→ **Problem**
In the forum post on a quadratic program, what does the writer say the Lagrange multipliers are?
** Opening Text excerpt block **
Is there a closed form to this quadratic program?

168 Views Asked by At

Problem :

I am currently trying to solve some optimization problem to get some information about a matrix. In the following, when we have a matrix $A\in\mathbb R^{m\times n}$, $0\leq A$ means that $0\leq A_{ij}$ for all $i$ and $j$. The objective is quadratic and its dual is \begin{align*} \min_{\substack{U\in\mathbb R^{m\times m}:\\0\leq U}} \operatorname{Tr}[(I+U) M (I+U^T)] \end{align*} with $M$ a PSD and symmetric matrix in $\mathbb R^{m\times m}$.

After some simplifications, the KKT conditions are equivalent to (the Lagrange multipliers are $M(I+U^T)$) \begin{align*} \begin{cases} 0\leq U\\ 0\leq M (I+U^T)\\ \operatorname{Tr}[U M (I+U^T)]=0 \end{cases} \end{align*}

Since we are minimizing a convex function under convex domain, the KKT are sufficient, therefore any $U$ satisfying those is optimal for the dual problem.
** Closing Text excerpt block **
** Opening Dataset entries block **
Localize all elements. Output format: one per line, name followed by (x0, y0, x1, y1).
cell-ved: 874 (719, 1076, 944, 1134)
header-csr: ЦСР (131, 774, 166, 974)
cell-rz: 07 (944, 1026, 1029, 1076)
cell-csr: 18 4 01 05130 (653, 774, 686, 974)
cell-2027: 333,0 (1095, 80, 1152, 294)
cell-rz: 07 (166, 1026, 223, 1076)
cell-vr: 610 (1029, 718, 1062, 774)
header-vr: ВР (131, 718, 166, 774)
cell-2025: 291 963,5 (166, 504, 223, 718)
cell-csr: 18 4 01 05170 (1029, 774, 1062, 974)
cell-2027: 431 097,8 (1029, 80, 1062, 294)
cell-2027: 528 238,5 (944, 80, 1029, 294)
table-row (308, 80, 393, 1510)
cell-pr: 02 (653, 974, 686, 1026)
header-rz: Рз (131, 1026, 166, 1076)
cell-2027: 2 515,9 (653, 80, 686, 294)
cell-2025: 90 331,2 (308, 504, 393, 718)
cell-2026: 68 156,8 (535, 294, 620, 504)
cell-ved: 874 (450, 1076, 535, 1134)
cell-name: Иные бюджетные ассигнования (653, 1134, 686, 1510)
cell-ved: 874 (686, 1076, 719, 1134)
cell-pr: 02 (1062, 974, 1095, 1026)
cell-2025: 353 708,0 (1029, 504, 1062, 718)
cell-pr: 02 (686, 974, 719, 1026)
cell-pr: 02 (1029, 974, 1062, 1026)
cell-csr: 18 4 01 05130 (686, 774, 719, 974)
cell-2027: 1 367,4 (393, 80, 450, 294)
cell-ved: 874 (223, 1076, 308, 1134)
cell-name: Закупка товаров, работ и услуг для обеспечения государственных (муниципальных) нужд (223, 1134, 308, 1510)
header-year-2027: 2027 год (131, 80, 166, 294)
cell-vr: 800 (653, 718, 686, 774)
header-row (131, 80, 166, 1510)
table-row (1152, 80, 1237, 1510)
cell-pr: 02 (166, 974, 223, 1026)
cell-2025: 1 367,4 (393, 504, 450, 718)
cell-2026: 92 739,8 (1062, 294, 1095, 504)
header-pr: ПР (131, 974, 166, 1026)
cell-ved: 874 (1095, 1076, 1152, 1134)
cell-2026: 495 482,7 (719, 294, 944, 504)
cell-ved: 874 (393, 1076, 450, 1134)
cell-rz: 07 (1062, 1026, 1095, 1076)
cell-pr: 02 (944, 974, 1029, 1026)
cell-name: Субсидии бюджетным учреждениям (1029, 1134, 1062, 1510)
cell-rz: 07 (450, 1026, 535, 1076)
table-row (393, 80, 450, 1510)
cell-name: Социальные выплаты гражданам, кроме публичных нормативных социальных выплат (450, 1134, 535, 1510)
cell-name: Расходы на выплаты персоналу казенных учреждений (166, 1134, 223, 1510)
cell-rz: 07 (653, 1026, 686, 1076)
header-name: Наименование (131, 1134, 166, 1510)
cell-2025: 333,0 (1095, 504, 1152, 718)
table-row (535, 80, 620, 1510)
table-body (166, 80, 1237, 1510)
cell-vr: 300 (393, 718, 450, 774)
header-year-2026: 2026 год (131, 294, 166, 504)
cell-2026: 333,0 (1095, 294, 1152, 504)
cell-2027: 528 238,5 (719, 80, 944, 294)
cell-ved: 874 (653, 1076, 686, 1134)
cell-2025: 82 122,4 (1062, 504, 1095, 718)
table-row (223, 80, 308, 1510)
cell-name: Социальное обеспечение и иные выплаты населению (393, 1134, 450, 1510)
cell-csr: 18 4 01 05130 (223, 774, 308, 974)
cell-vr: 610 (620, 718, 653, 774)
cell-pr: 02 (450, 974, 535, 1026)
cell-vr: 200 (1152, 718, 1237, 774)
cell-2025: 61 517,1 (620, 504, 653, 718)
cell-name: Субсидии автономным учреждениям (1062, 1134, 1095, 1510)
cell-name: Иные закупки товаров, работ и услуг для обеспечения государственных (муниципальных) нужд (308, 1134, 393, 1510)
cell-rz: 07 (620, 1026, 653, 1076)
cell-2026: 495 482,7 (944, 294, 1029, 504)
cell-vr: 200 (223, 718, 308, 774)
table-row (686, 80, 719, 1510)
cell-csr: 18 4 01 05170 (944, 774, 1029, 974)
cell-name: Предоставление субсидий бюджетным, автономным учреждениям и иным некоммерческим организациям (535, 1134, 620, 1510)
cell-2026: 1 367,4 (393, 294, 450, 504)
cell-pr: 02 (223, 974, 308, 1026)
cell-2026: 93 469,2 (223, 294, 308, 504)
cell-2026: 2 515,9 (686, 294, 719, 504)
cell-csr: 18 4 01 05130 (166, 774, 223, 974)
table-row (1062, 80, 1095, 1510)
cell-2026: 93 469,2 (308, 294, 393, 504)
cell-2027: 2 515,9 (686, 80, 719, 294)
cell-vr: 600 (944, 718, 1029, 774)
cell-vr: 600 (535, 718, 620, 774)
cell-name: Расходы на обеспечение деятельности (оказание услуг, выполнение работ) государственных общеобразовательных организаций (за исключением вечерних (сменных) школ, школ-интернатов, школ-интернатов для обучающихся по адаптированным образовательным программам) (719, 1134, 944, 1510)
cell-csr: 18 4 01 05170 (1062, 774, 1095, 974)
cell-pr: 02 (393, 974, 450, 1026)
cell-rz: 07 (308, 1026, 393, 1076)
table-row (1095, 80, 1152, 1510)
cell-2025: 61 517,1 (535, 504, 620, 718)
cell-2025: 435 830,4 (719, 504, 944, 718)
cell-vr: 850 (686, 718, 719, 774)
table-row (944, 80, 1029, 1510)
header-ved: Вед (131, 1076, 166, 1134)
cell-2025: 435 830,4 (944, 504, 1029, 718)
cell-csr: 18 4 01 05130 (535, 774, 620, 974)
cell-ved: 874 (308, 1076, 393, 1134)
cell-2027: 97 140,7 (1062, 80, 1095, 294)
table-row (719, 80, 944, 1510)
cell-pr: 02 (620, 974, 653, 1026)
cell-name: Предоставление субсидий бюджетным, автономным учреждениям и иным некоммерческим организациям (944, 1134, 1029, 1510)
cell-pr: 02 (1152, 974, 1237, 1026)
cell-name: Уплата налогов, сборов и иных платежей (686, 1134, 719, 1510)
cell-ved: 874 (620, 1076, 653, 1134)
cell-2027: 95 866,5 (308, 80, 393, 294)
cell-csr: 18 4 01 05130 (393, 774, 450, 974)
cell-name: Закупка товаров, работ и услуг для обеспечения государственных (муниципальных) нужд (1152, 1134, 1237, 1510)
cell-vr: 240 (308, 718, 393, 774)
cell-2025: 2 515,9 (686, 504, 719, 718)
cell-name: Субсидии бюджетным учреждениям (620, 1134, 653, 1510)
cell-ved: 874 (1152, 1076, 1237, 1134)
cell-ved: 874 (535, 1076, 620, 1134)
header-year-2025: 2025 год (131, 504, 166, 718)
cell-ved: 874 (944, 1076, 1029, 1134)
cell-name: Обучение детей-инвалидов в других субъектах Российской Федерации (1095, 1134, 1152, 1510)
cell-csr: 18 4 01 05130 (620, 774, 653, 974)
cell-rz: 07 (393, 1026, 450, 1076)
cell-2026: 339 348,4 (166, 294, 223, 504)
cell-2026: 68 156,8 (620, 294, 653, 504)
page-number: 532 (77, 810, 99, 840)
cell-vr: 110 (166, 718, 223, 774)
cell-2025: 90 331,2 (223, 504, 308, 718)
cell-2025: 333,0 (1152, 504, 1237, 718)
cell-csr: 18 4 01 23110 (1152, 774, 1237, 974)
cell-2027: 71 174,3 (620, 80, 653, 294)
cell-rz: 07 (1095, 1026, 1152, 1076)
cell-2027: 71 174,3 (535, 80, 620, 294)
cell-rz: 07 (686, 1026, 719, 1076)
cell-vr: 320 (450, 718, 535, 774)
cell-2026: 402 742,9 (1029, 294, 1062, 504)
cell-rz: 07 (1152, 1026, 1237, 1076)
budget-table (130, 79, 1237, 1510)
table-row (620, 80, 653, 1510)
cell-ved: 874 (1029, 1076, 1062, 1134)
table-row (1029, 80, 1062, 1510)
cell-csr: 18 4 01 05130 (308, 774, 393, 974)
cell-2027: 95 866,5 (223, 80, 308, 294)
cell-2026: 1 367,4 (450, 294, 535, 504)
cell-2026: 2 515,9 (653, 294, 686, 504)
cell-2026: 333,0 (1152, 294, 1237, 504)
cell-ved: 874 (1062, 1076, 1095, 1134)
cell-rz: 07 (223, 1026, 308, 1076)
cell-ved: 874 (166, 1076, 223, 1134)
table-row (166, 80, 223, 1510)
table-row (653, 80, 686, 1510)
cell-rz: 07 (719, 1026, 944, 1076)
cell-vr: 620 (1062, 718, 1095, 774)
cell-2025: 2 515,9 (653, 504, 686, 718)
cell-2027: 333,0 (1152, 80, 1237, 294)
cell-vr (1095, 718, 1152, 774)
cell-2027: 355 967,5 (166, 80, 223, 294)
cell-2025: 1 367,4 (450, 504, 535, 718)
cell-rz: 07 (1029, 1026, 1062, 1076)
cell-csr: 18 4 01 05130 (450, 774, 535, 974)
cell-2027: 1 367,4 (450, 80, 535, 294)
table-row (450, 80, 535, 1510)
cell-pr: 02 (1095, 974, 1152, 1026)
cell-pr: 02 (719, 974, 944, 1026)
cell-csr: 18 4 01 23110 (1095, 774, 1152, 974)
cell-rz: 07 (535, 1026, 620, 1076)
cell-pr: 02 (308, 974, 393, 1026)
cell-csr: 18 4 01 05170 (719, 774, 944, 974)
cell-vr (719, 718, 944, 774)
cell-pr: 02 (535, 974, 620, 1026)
** Closing Dataset entries block **
→ **Answer box**
They are $M(I+U^T)$.